Records from a collection:

- - -

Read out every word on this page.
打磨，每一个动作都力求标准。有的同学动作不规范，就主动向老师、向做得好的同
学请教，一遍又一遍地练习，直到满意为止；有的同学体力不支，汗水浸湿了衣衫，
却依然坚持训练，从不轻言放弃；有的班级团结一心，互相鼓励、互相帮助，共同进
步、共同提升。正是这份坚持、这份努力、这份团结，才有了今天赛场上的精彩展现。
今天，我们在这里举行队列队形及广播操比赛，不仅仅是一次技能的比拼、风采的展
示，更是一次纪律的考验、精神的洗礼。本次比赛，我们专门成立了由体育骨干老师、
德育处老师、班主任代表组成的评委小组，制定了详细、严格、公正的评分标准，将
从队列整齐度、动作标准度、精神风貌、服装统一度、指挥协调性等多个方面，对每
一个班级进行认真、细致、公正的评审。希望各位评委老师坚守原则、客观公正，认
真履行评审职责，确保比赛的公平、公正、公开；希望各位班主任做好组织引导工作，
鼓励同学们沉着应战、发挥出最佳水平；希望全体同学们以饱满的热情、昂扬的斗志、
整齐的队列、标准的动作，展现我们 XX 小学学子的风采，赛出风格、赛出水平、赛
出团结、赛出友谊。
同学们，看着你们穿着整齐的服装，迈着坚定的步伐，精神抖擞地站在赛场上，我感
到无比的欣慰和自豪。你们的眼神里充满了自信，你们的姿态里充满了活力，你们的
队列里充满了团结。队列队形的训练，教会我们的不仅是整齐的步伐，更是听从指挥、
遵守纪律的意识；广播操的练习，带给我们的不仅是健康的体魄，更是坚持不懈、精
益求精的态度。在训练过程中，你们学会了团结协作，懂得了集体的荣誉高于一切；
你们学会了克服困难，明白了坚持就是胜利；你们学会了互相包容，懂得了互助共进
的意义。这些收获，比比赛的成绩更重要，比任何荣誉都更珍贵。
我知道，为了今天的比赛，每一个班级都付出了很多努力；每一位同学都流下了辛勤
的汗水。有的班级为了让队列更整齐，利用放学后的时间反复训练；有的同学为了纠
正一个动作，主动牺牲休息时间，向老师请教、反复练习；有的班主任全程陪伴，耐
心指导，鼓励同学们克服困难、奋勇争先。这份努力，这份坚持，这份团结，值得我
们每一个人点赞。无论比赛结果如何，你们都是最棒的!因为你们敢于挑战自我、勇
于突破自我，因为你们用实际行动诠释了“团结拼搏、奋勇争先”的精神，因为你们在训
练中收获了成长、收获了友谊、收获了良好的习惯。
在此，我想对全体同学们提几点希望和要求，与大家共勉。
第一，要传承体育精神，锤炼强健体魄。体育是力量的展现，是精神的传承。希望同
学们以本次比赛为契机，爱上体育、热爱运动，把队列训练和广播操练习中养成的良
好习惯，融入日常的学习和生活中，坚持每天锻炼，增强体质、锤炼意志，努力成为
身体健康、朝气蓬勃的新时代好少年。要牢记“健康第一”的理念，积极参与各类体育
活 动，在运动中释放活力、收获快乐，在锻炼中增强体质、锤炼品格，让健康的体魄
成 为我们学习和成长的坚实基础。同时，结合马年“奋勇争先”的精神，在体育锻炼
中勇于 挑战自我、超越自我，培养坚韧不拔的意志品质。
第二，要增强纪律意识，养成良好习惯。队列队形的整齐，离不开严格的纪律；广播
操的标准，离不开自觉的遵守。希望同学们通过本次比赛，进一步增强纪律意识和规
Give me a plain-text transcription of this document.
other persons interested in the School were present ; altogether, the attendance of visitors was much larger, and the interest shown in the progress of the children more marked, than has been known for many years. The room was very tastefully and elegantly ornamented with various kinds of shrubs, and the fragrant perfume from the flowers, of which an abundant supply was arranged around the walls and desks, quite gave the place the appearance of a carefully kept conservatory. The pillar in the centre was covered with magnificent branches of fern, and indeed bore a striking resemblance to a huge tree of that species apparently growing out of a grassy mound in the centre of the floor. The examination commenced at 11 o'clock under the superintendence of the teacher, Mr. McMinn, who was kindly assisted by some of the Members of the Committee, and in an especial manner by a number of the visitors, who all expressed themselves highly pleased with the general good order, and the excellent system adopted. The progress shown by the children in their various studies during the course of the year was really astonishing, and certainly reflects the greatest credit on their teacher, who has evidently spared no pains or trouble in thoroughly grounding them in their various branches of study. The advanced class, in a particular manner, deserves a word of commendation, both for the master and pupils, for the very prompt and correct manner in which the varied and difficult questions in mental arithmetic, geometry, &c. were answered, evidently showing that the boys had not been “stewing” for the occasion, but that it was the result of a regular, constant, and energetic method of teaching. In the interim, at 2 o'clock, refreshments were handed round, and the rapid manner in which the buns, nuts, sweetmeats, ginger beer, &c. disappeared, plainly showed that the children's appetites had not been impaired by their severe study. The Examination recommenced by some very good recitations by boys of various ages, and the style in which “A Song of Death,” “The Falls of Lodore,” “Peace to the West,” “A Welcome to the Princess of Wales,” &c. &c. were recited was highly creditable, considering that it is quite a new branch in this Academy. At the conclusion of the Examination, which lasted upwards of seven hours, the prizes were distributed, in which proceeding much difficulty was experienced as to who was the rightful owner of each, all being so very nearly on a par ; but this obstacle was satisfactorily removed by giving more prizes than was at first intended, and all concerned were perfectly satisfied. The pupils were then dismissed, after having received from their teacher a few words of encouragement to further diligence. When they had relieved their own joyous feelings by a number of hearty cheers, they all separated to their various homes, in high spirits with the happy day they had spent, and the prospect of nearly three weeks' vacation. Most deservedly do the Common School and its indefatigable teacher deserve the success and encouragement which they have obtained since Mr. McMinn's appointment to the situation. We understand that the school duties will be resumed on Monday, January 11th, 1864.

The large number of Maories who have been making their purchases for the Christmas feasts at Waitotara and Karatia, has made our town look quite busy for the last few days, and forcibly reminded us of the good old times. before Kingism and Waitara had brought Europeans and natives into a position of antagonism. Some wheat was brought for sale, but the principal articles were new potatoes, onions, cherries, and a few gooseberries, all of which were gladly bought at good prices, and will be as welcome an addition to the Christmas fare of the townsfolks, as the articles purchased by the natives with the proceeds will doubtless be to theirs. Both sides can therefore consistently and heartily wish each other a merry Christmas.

- - -

Extract the full listing and reproduce each line exactly.

Read out every word on this page.
打磨，每一个动作都力求标准。有的同学动作不规范，就主动向老师、向做得好的同
学请教，一遍又一遍地练习，直到满意为止；有的同学体力不支，汗水浸湿了衣衫，
却依然坚持训练，从不轻言放弃；有的班级团结一心，互相鼓励、互相帮助，共同进
步、共同提升。正是这份坚持、这份努力、这份团结，才有了今天赛场上的精彩展现。
今天，我们在这里举行队列队形及广播操比赛，不仅仅是一次技能的比拼、风采的展
示，更是一次纪律的考验、精神的洗礼。本次比赛，我们专门成立了由体育骨干老师、
德育处老师、班主任代表组成的评委小组，制定了详细、严格、公正的评分标准，将
从队列整齐度、动作标准度、精神风貌、服装统一度、指挥协调性等多个方面，对每
一个班级进行认真、细致、公正的评审。希望各位评委老师坚守原则、客观公正，认
真履行评审职责，确保比赛的公平、公正、公开；希望各位班主任做好组织引导工作，
鼓励同学们沉着应战、发挥出最佳水平；希望全体同学们以饱满的热情、昂扬的斗志、
整齐的队列、标准的动作，展现我们 XX 小学学子的风采，赛出风格、赛出水平、赛
出团结、赛出友谊。
同学们，看着你们穿着整齐的服装，迈着坚定的步伐，精神抖擞地站在赛场上，我感
到无比的欣慰和自豪。你们的眼神里充满了自信，你们的姿态里充满了活力，你们的
队列里充满了团结。队列队形的训练，教会我们的不仅是整齐的步伐，更是听从指挥、
遵守纪律的意识；广播操的练习，带给我们的不仅是健康的体魄，更是坚持不懈、精
益求精的态度。在训练过程中，你们学会了团结协作，懂得了集体的荣誉高于一切；
你们学会了克服困难，明白了坚持就是胜利；你们学会了互相包容，懂得了互助共进
的意义。这些收获，比比赛的成绩更重要，比任何荣誉都更珍贵。
我知道，为了今天的比赛，每一个班级都付出了很多努力；每一位同学都流下了辛勤
的汗水。有的班级为了让队列更整齐，利用放学后的时间反复训练；有的同学为了纠
正一个动作，主动牺牲休息时间，向老师请教、反复练习；有的班主任全程陪伴，耐
心指导，鼓励同学们克服困难、奋勇争先。这份努力，这份坚持，这份团结，值得我
们每一个人点赞。无论比赛结果如何，你们都是最棒的!因为你们敢于挑战自我、勇
于突破自我，因为你们用实际行动诠释了“团结拼搏、奋勇争先”的精神，因为你们在训
练中收获了成长、收获了友谊、收获了良好的习惯。
在此，我想对全体同学们提几点希望和要求，与大家共勉。
第一，要传承体育精神，锤炼强健体魄。体育是力量的展现，是精神的传承。希望同
学们以本次比赛为契机，爱上体育、热爱运动，把队列训练和广播操练习中养成的良
好习惯，融入日常的学习和生活中，坚持每天锻炼，增强体质、锤炼意志，努力成为
身体健康、朝气蓬勃的新时代好少年。要牢记“健康第一”的理念，积极参与各类体育
活 动，在运动中释放活力、收获快乐，在锻炼中增强体质、锤炼品格，让健康的体魄
成 为我们学习和成长的坚实基础。同时，结合马年“奋勇争先”的精神，在体育锻炼
中勇于 挑战自我、超越自我，培养坚韧不拔的意志品质。
第二，要增强纪律意识，养成良好习惯。队列队形的整齐，离不开严格的纪律；广播
操的标准，离不开自觉的遵守。希望同学们通过本次比赛，进一步增强纪律意识和规
Give me a plain-text transcription of this document.
other persons interested in the School were present ; altogether, the attendance of visitors was much larger, and the interest shown in the progress of the children more marked, than has been known for many years. The room was very tastefully and elegantly ornamented with various kinds of shrubs, and the fragrant perfume from the flowers, of which an abundant supply was arranged around the walls and desks, quite gave the place the appearance of a carefully kept conservatory. The pillar in the centre was covered with magnificent branches of fern, and indeed bore a striking resemblance to a huge tree of that species apparently growing out of a grassy mound in the centre of the floor. The examination commenced at 11 o'clock under the superintendence of the teacher, Mr. McMinn, who was kindly assisted by some of the Members of the Committee, and in an especial manner by a number of the visitors, who all expressed themselves highly pleased with the general good order, and the excellent system adopted. The progress shown by the children in their various studies during the course of the year was really astonishing, and certainly reflects the greatest credit on their teacher, who has evidently spared no pains or trouble in thoroughly grounding them in their various branches of study. The advanced class, in a particular manner, deserves a word of commendation, both for the master and pupils, for the very prompt and correct manner in which the varied and difficult questions in mental arithmetic, geometry, &c. were answered, evidently showing that the boys had not been “stewing” for the occasion, but that it was the result of a regular, constant, and energetic method of teaching. In the interim, at 2 o'clock, refreshments were handed round, and the rapid manner in which the buns, nuts, sweetmeats, ginger beer, &c. disappeared, plainly showed that the children's appetites had not been impaired by their severe study. The Examination recommenced by some very good recitations by boys of various ages, and the style in which “A Song of Death,” “The Falls of Lodore,” “Peace to the West,” “A Welcome to the Princess of Wales,” &c. &c. were recited was highly creditable, considering that it is quite a new branch in this Academy. At the conclusion of the Examination, which lasted upwards of seven hours, the prizes were distributed, in which proceeding much difficulty was experienced as to who was the rightful owner of each, all being so very nearly on a par ; but this obstacle was satisfactorily removed by giving more prizes than was at first intended, and all concerned were perfectly satisfied. The pupils were then dismissed, after having received from their teacher a few words of encouragement to further diligence. When they had relieved their own joyous feelings by a number of hearty cheers, they all separated to their various homes, in high spirits with the happy day they had spent, and the prospect of nearly three weeks' vacation. Most deservedly do the Common School and its indefatigable teacher deserve the success and encouragement which they have obtained since Mr. McMinn's appointment to the situation. We understand that the school duties will be resumed on Monday, January 11th, 1864.

The large number of Maories who have been making their purchases for the Christmas feasts at Waitotara and Karatia, has made our town look quite busy for the last few days, and forcibly reminded us of the good old times. before Kingism and Waitara had brought Europeans and natives into a position of antagonism. Some wheat was brought for sale, but the principal articles were new potatoes, onions, cherries, and a few gooseberries, all of which were gladly bought at good prices, and will be as welcome an addition to the Christmas fare of the townsfolks, as the articles purchased by the natives with the proceeds will doubtless be to theirs. Both sides can therefore consistently and heartily wish each other a merry Christmas.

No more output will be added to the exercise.